Objective: Output solely the number of lines containing the string "Length".

* * *

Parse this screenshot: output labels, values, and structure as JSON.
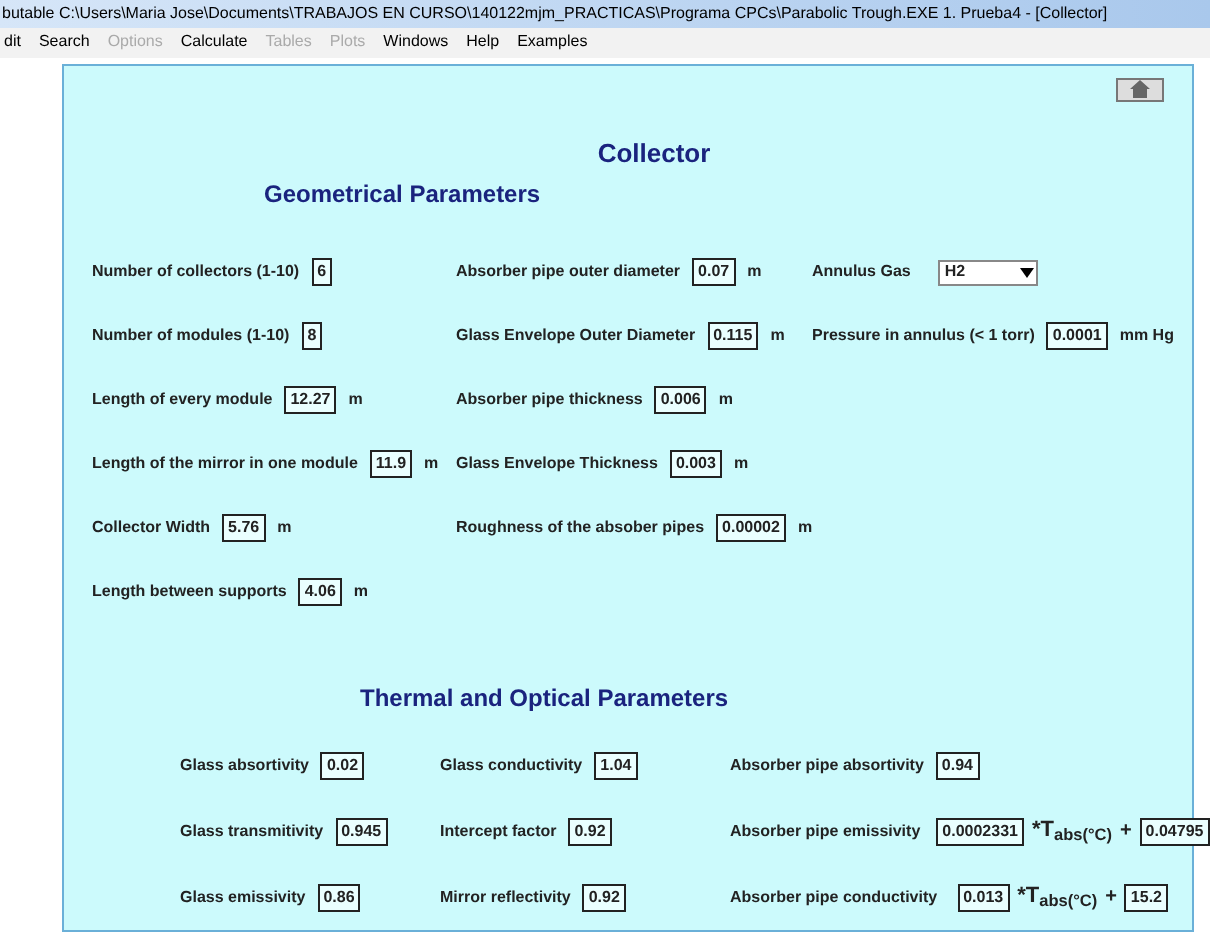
{
  "window": {
    "title": "butable  C:\\Users\\Maria Jose\\Documents\\TRABAJOS EN CURSO\\140122mjm_PRACTICAS\\Programa CPCs\\Parabolic Trough.EXE   1. Prueba4 - [Collector]"
  },
  "menu": [
    {
      "label": "dit",
      "disabled": false
    },
    {
      "label": "Search",
      "disabled": false
    },
    {
      "label": "Options",
      "disabled": true
    },
    {
      "label": "Calculate",
      "disabled": false
    },
    {
      "label": "Tables",
      "disabled": true
    },
    {
      "label": "Plots",
      "disabled": true
    },
    {
      "label": "Windows",
      "disabled": false
    },
    {
      "label": "Help",
      "disabled": false
    },
    {
      "label": "Examples",
      "disabled": false
    }
  ],
  "panel": {
    "title": "Collector",
    "geometrical": {
      "heading": "Geometrical Parameters",
      "rows": [
        [
          {
            "kind": "field",
            "label": "Number of collectors (1-10)",
            "value": "6"
          },
          {
            "kind": "field",
            "label": "Absorber pipe outer diameter",
            "value": "0.07",
            "unit": "m"
          },
          {
            "kind": "dropdown",
            "label": "Annulus Gas",
            "value": "H2"
          }
        ],
        [
          {
            "kind": "field",
            "label": "Number of modules (1-10)",
            "value": "8"
          },
          {
            "kind": "field",
            "label": "Glass Envelope Outer Diameter",
            "value": "0.115",
            "unit": "m"
          },
          {
            "kind": "field",
            "label": "Pressure in annulus (< 1 torr)",
            "value": "0.0001",
            "unit": "mm Hg"
          }
        ],
        [
          {
            "kind": "field",
            "label": "Length of every module",
            "value": "12.27",
            "unit": "m"
          },
          {
            "kind": "field",
            "label": "Absorber pipe thickness",
            "value": "0.006",
            "unit": "m"
          }
        ],
        [
          {
            "kind": "field",
            "label": "Length of the mirror in one module",
            "value": "11.9",
            "unit": "m"
          },
          {
            "kind": "field",
            "label": "Glass Envelope Thickness",
            "value": "0.003",
            "unit": "m"
          }
        ],
        [
          {
            "kind": "field",
            "label": "Collector Width",
            "value": "5.76",
            "unit": "m"
          },
          {
            "kind": "field",
            "label": "Roughness of the absober pipes",
            "value": "0.00002",
            "unit": "m"
          }
        ],
        [
          {
            "kind": "field",
            "label": "Length between supports",
            "value": "4.06",
            "unit": "m"
          }
        ]
      ]
    },
    "thermal": {
      "heading": "Thermal and Optical Parameters",
      "rows": [
        [
          {
            "kind": "field",
            "label": "Glass absortivity",
            "value": "0.02"
          },
          {
            "kind": "field",
            "label": "Glass conductivity",
            "value": "1.04"
          },
          {
            "kind": "field",
            "label": "Absorber pipe absortivity",
            "value": "0.94"
          }
        ],
        [
          {
            "kind": "field",
            "label": "Glass transmitivity",
            "value": "0.945"
          },
          {
            "kind": "field",
            "label": "Intercept factor",
            "value": "0.92"
          },
          {
            "kind": "formula",
            "label": "Absorber pipe emissivity",
            "value": "0.0002331",
            "term": "*T$_{abs(°C)}$",
            "plus": "+",
            "constant": "0.04795"
          }
        ],
        [
          {
            "kind": "field",
            "label": "Glass emissivity",
            "value": "0.86"
          },
          {
            "kind": "field",
            "label": "Mirror reflectivity",
            "value": "0.92"
          },
          {
            "kind": "formula",
            "label": "Absorber pipe conductivity",
            "value": "0.013",
            "term": "*T$_{abs(°C)}$",
            "plus": "+",
            "constant": "15.2"
          }
        ]
      ]
    }
  }
}
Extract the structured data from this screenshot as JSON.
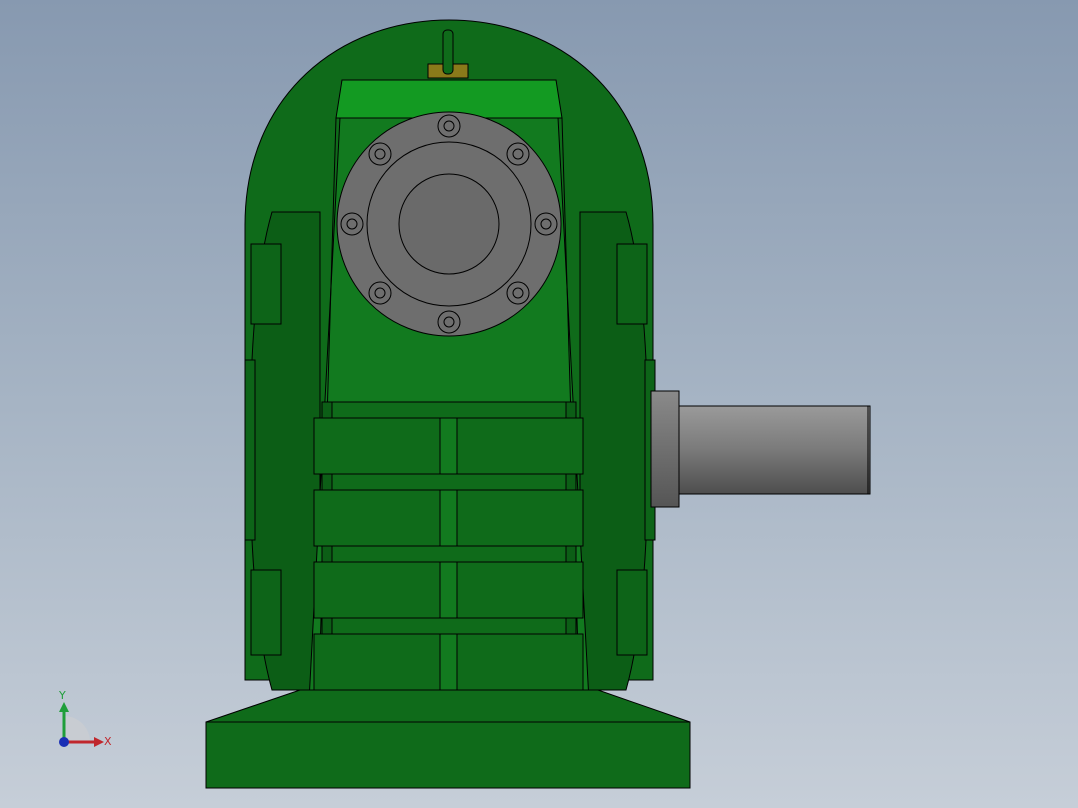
{
  "viewport": {
    "background_top": "#8799b0",
    "background_bottom": "#c6ced8"
  },
  "model": {
    "body_color": "#0f6b1a",
    "body_dark": "#0a4f13",
    "body_light": "#168a22",
    "flange_color": "#6e6e6e",
    "shaft_color": "#7a7a7a",
    "edge_color": "#000000"
  },
  "triad": {
    "x_label": "X",
    "y_label": "Y",
    "x_color": "#c0272d",
    "y_color": "#1f9e3a",
    "z_color": "#1a2fb5"
  }
}
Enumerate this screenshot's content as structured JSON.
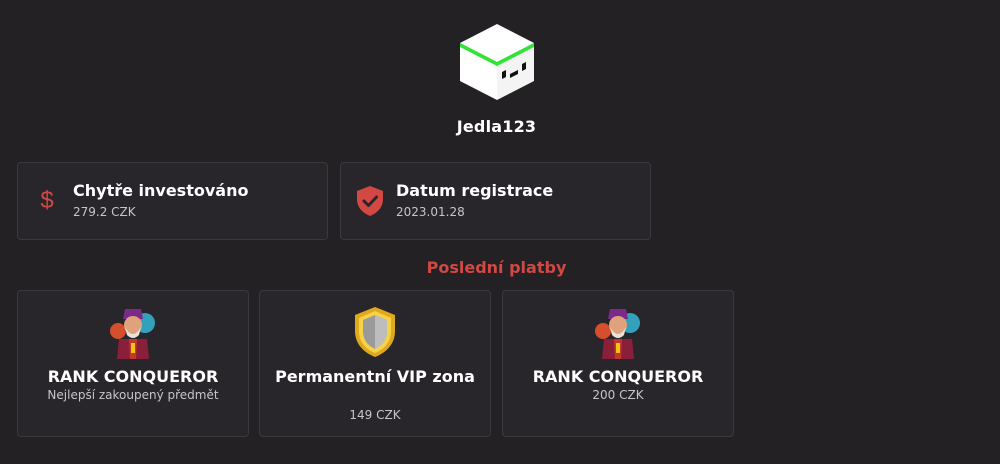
{
  "profile": {
    "username": "Jedla123",
    "avatar_icon": "minecraft-head-icon"
  },
  "stats": [
    {
      "title": "Chytře investováno",
      "value": "279.2 CZK",
      "icon": "dollar-icon"
    },
    {
      "title": "Datum registrace",
      "value": "2023.01.28",
      "icon": "shield-check-icon"
    }
  ],
  "payments": {
    "title": "Poslední platby",
    "items": [
      {
        "name": "RANK CONQUEROR",
        "sub": "Nejlepší zakoupený předmět",
        "icon": "wizard-icon"
      },
      {
        "name": "Permanentní VIP zona",
        "sub": "149 CZK",
        "icon": "gold-shield-icon"
      },
      {
        "name": "RANK CONQUEROR",
        "sub": "200 CZK",
        "icon": "wizard-icon"
      }
    ]
  },
  "colors": {
    "background": "#232124",
    "card": "#28262b",
    "accent_red": "#d24843",
    "avatar_green": "#2ee533"
  }
}
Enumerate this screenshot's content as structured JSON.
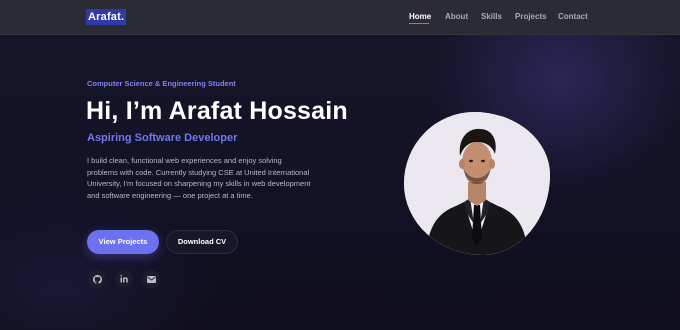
{
  "brand": {
    "logo_text": "Arafat."
  },
  "nav": {
    "items": [
      {
        "label": "Home",
        "active": true
      },
      {
        "label": "About",
        "active": false
      },
      {
        "label": "Skills",
        "active": false
      },
      {
        "label": "Projects",
        "active": false
      },
      {
        "label": "Contact",
        "active": false
      }
    ]
  },
  "hero": {
    "eyebrow": "Computer Science & Engineering Student",
    "headline": "Hi, I’m Arafat Hossain",
    "subtitle": "Aspiring Software Developer",
    "bio": "I build clean, functional web experiences and enjoy solving problems with code. Currently studying CSE at United International University, I'm focused on sharpening my skills in web development and software engineering — one project at a time.",
    "primary_button": "View Projects",
    "secondary_button": "Download CV"
  },
  "socials": [
    {
      "icon": "github-icon"
    },
    {
      "icon": "linkedin-icon"
    },
    {
      "icon": "email-icon"
    }
  ],
  "colors": {
    "accent": "#6c71ef",
    "background": "#0f0e1c",
    "navbar": "#2b2b35",
    "logo_bg": "#2f3aa8"
  }
}
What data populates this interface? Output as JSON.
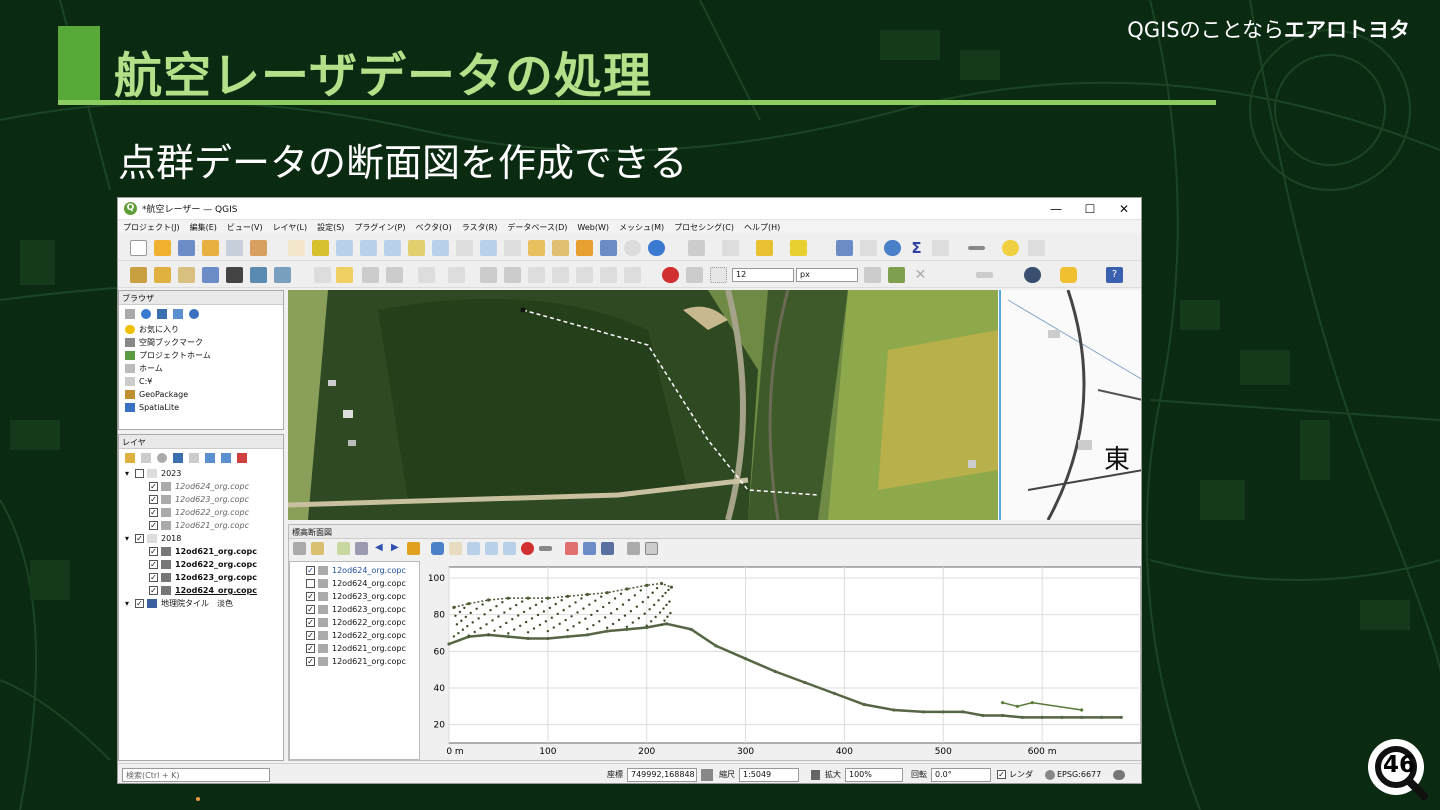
{
  "brand": {
    "light": "QGISのことなら",
    "bold": "エアロトヨタ"
  },
  "slide": {
    "title": "航空レーザデータの処理",
    "subtitle": "点群データの断面図を作成できる",
    "page": "46"
  },
  "window": {
    "title": "*航空レーザー — QGIS",
    "controls": [
      "—",
      "☐",
      "✕"
    ]
  },
  "menu": [
    "プロジェクト(J)",
    "編集(E)",
    "ビュー(V)",
    "レイヤ(L)",
    "設定(S)",
    "プラグイン(P)",
    "ベクタ(O)",
    "ラスタ(R)",
    "データベース(D)",
    "Web(W)",
    "メッシュ(M)",
    "プロセシング(C)",
    "ヘルプ(H)"
  ],
  "toolbar": {
    "size_value": "12",
    "unit_value": "px"
  },
  "browser": {
    "title": "ブラウザ",
    "items": [
      {
        "label": "お気に入り",
        "icon": "star-icon"
      },
      {
        "label": "空間ブックマーク",
        "icon": "bookmark-icon"
      },
      {
        "label": "プロジェクトホーム",
        "icon": "project-home-icon"
      },
      {
        "label": "ホーム",
        "icon": "home-icon"
      },
      {
        "label": "C:¥",
        "icon": "drive-icon"
      },
      {
        "label": "GeoPackage",
        "icon": "geopackage-icon"
      },
      {
        "label": "SpatiaLite",
        "icon": "spatialite-icon"
      }
    ]
  },
  "layers": {
    "title": "レイヤ",
    "groups": [
      {
        "name": "2023",
        "checked": false,
        "items": [
          {
            "label": "12od624_org.copc",
            "checked": true
          },
          {
            "label": "12od623_org.copc",
            "checked": true
          },
          {
            "label": "12od622_org.copc",
            "checked": true
          },
          {
            "label": "12od621_org.copc",
            "checked": true
          }
        ]
      },
      {
        "name": "2018",
        "checked": true,
        "items": [
          {
            "label": "12od621_org.copc",
            "checked": true
          },
          {
            "label": "12od622_org.copc",
            "checked": true
          },
          {
            "label": "12od623_org.copc",
            "checked": true
          },
          {
            "label": "12od624_org.copc",
            "checked": true
          }
        ]
      }
    ],
    "tile": {
      "label": "地理院タイル　淡色",
      "checked": true
    }
  },
  "map": {
    "label_text": "東"
  },
  "profile": {
    "title": "標高断面図",
    "layers": [
      {
        "label": "12od624_org.copc",
        "checked": true
      },
      {
        "label": "12od624_org.copc",
        "checked": false
      },
      {
        "label": "12od623_org.copc",
        "checked": true
      },
      {
        "label": "12od623_org.copc",
        "checked": true
      },
      {
        "label": "12od622_org.copc",
        "checked": true
      },
      {
        "label": "12od622_org.copc",
        "checked": true
      },
      {
        "label": "12od621_org.copc",
        "checked": true
      },
      {
        "label": "12od621_org.copc",
        "checked": true
      }
    ]
  },
  "chart_data": {
    "type": "scatter",
    "title": "",
    "xlabel": "",
    "ylabel": "",
    "x_ticks": [
      "0 m",
      "100",
      "200",
      "300",
      "400",
      "500",
      "600 m"
    ],
    "y_ticks": [
      "20",
      "40",
      "60",
      "80",
      "100"
    ],
    "xlim": [
      0,
      700
    ],
    "ylim": [
      10,
      106
    ],
    "grid": true,
    "series": [
      {
        "values": [
          [
            0,
            64
          ],
          [
            20,
            68
          ],
          [
            40,
            69
          ],
          [
            60,
            68
          ],
          [
            80,
            67
          ],
          [
            100,
            67
          ],
          [
            120,
            68
          ],
          [
            140,
            69
          ],
          [
            160,
            71
          ],
          [
            180,
            72
          ],
          [
            200,
            73
          ],
          [
            220,
            75
          ],
          [
            245,
            72
          ],
          [
            270,
            63
          ],
          [
            300,
            56
          ],
          [
            330,
            49
          ],
          [
            360,
            43
          ],
          [
            390,
            37
          ],
          [
            420,
            31
          ],
          [
            450,
            28
          ],
          [
            480,
            27
          ],
          [
            500,
            27
          ],
          [
            520,
            27
          ],
          [
            540,
            25
          ],
          [
            560,
            25
          ],
          [
            580,
            24
          ],
          [
            600,
            24
          ],
          [
            620,
            24
          ],
          [
            640,
            24
          ],
          [
            660,
            24
          ],
          [
            680,
            24
          ]
        ],
        "color": "#556644"
      },
      {
        "values": [
          [
            5,
            84
          ],
          [
            20,
            86
          ],
          [
            40,
            88
          ],
          [
            60,
            89
          ],
          [
            80,
            89
          ],
          [
            100,
            89
          ],
          [
            120,
            90
          ],
          [
            140,
            91
          ],
          [
            160,
            92
          ],
          [
            180,
            94
          ],
          [
            200,
            96
          ],
          [
            215,
            97
          ],
          [
            225,
            95
          ]
        ],
        "color": "#4a5a32"
      },
      {
        "values": [
          [
            560,
            32
          ],
          [
            575,
            30
          ],
          [
            590,
            32
          ],
          [
            640,
            28
          ]
        ],
        "color": "#5a7a3a"
      }
    ]
  },
  "status": {
    "search_placeholder": "検索(Ctrl + K)",
    "coord_label": "座標",
    "coord_value": "749992,168848",
    "scale_label": "縮尺",
    "scale_value": "1:5049",
    "zoom_label": "拡大",
    "zoom_value": "100%",
    "rotation_label": "回転",
    "rotation_value": "0.0°",
    "render_label": "レンダ",
    "crs": "EPSG:6677"
  }
}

* * *

Solved exercise: 3